* **SET EXERCISE**:
Can all of these lines be returned exactly?
··· GIVEN DATA
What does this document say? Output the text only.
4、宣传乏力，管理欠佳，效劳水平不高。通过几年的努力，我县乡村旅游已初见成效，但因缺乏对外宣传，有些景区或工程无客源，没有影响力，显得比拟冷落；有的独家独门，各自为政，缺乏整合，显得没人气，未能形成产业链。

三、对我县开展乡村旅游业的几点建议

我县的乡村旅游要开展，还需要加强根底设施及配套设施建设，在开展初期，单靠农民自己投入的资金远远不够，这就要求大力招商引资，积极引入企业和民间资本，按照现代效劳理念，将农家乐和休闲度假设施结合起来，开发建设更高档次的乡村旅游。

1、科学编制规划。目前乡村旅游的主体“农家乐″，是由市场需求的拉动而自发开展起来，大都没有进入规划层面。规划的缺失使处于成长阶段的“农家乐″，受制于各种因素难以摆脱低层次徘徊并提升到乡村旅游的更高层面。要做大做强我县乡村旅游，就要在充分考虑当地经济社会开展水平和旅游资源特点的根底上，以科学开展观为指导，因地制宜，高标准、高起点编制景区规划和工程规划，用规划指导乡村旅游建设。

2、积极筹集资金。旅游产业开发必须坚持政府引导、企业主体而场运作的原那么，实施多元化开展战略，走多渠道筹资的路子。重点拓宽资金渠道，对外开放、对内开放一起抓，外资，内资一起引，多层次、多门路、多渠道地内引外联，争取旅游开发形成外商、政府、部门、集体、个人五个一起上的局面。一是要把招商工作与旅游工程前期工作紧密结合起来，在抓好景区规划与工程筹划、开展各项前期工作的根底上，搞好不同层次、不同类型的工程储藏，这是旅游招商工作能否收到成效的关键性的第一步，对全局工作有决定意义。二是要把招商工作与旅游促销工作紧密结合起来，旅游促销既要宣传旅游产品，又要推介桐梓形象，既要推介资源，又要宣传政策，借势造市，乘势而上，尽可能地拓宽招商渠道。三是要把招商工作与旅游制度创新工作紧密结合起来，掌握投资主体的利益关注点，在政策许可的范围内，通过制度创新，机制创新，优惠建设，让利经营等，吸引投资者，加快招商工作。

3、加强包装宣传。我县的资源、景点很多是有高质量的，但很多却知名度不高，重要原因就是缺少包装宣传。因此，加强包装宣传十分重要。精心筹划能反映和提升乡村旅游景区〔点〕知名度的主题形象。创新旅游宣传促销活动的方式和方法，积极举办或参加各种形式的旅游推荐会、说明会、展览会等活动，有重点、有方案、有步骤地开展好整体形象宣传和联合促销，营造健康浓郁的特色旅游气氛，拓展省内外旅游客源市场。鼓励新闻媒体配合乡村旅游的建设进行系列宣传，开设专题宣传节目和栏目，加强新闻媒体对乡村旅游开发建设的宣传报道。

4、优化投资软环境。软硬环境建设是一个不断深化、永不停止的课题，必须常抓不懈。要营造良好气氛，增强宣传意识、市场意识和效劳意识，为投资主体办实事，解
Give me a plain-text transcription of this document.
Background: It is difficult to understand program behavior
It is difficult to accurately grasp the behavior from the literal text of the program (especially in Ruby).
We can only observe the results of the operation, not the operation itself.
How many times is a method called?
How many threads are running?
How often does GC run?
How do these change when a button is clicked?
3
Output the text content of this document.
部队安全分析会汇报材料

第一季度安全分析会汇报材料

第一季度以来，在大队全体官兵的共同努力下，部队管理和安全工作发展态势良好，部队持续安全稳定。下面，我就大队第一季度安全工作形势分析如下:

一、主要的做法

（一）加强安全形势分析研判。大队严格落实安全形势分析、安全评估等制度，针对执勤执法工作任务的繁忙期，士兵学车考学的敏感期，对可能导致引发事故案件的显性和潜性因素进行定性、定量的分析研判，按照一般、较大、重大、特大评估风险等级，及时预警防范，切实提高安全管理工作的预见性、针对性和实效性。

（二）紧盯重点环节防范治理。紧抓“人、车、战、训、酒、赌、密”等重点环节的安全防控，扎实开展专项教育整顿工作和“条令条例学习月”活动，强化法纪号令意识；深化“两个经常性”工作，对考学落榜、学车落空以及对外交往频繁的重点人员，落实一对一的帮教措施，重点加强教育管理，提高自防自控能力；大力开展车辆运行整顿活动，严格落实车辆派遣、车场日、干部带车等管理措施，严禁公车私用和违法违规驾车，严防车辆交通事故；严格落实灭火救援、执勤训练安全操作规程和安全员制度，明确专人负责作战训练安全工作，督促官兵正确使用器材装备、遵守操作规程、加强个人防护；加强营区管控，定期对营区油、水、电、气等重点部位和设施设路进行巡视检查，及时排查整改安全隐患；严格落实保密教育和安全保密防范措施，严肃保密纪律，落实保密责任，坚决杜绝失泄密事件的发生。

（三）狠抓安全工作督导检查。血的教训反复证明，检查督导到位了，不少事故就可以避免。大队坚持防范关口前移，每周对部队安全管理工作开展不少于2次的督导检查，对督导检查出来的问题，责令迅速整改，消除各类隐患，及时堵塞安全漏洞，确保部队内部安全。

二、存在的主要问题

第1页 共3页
······
* **FULL OUTPUT**:
What does this document say? Output the text only.
4、宣传乏力，管理欠佳，效劳水平不高。通过几年的努力，我县乡村旅游已初见成效，但因缺乏对外宣传，有些景区或工程无客源，没有影响力，显得比拟冷落；有的独家独门，各自为政，缺乏整合，显得没人气，未能形成产业链。

三、对我县开展乡村旅游业的几点建议

我县的乡村旅游要开展，还需要加强根底设施及配套设施建设，在开展初期，单靠农民自己投入的资金远远不够，这就要求大力招商引资，积极引入企业和民间资本，按照现代效劳理念，将农家乐和休闲度假设施结合起来，开发建设更高档次的乡村旅游。

1、科学编制规划。目前乡村旅游的主体“农家乐″，是由市场需求的拉动而自发开展起来，大都没有进入规划层面。规划的缺失使处于成长阶段的“农家乐″，受制于各种因素难以摆脱低层次徘徊并提升到乡村旅游的更高层面。要做大做强我县乡村旅游，就要在充分考虑当地经济社会开展水平和旅游资源特点的根底上，以科学开展观为指导，因地制宜，高标准、高起点编制景区规划和工程规划，用规划指导乡村旅游建设。

2、积极筹集资金。旅游产业开发必须坚持政府引导、企业主体而场运作的原那么，实施多元化开展战略，走多渠道筹资的路子。重点拓宽资金渠道，对外开放、对内开放一起抓，外资，内资一起引，多层次、多门路、多渠道地内引外联，争取旅游开发形成外商、政府、部门、集体、个人五个一起上的局面。一是要把招商工作与旅游工程前期工作紧密结合起来，在抓好景区规划与工程筹划、开展各项前期工作的根底上，搞好不同层次、不同类型的工程储藏，这是旅游招商工作能否收到成效的关键性的第一步，对全局工作有决定意义。二是要把招商工作与旅游促销工作紧密结合起来，旅游促销既要宣传旅游产品，又要推介桐梓形象，既要推介资源，又要宣传政策，借势造市，乘势而上，尽可能地拓宽招商渠道。三是要把招商工作与旅游制度创新工作紧密结合起来，掌握投资主体的利益关注点，在政策许可的范围内，通过制度创新，机制创新，优惠建设，让利经营等，吸引投资者，加快招商工作。

3、加强包装宣传。我县的资源、景点很多是有高质量的，但很多却知名度不高，重要原因就是缺少包装宣传。因此，加强包装宣传十分重要。精心筹划能反映和提升乡村旅游景区〔点〕知名度的主题形象。创新旅游宣传促销活动的方式和方法，积极举办或参加各种形式的旅游推荐会、说明会、展览会等活动，有重点、有方案、有步骤地开展好整体形象宣传和联合促销，营造健康浓郁的特色旅游气氛，拓展省内外旅游客源市场。鼓励新闻媒体配合乡村旅游的建设进行系列宣传，开设专题宣传节目和栏目，加强新闻媒体对乡村旅游开发建设的宣传报道。

4、优化投资软环境。软硬环境建设是一个不断深化、永不停止的课题，必须常抓不懈。要营造良好气氛，增强宣传意识、市场意识和效劳意识，为投资主体办实事，解
Give me a plain-text transcription of this document.
Background: It is difficult to understand program behavior
It is difficult to accurately grasp the behavior from the literal text of the program (especially in Ruby).
We can only observe the results of the operation, not the operation itself.
How many times is a method called?
How many threads are running?
How often does GC run?
How do these change when a button is clicked?
3
Output the text content of this document.
部队安全分析会汇报材料

第一季度安全分析会汇报材料

第一季度以来，在大队全体官兵的共同努力下，部队管理和安全工作发展态势良好，部队持续安全稳定。下面，我就大队第一季度安全工作形势分析如下:

一、主要的做法

（一）加强安全形势分析研判。大队严格落实安全形势分析、安全评估等制度，针对执勤执法工作任务的繁忙期，士兵学车考学的敏感期，对可能导致引发事故案件的显性和潜性因素进行定性、定量的分析研判，按照一般、较大、重大、特大评估风险等级，及时预警防范，切实提高安全管理工作的预见性、针对性和实效性。

（二）紧盯重点环节防范治理。紧抓“人、车、战、训、酒、赌、密”等重点环节的安全防控，扎实开展专项教育整顿工作和“条令条例学习月”活动，强化法纪号令意识；深化“两个经常性”工作，对考学落榜、学车落空以及对外交往频繁的重点人员，落实一对一的帮教措施，重点加强教育管理，提高自防自控能力；大力开展车辆运行整顿活动，严格落实车辆派遣、车场日、干部带车等管理措施，严禁公车私用和违法违规驾车，严防车辆交通事故；严格落实灭火救援、执勤训练安全操作规程和安全员制度，明确专人负责作战训练安全工作，督促官兵正确使用器材装备、遵守操作规程、加强个人防护；加强营区管控，定期对营区油、水、电、气等重点部位和设施设路进行巡视检查，及时排查整改安全隐患；严格落实保密教育和安全保密防范措施，严肃保密纪律，落实保密责任，坚决杜绝失泄密事件的发生。

（三）狠抓安全工作督导检查。血的教训反复证明，检查督导到位了，不少事故就可以避免。大队坚持防范关口前移，每周对部队安全管理工作开展不少于2次的督导检查，对督导检查出来的问题，责令迅速整改，消除各类隐患，及时堵塞安全漏洞，确保部队内部安全。

二、存在的主要问题

第1页 共3页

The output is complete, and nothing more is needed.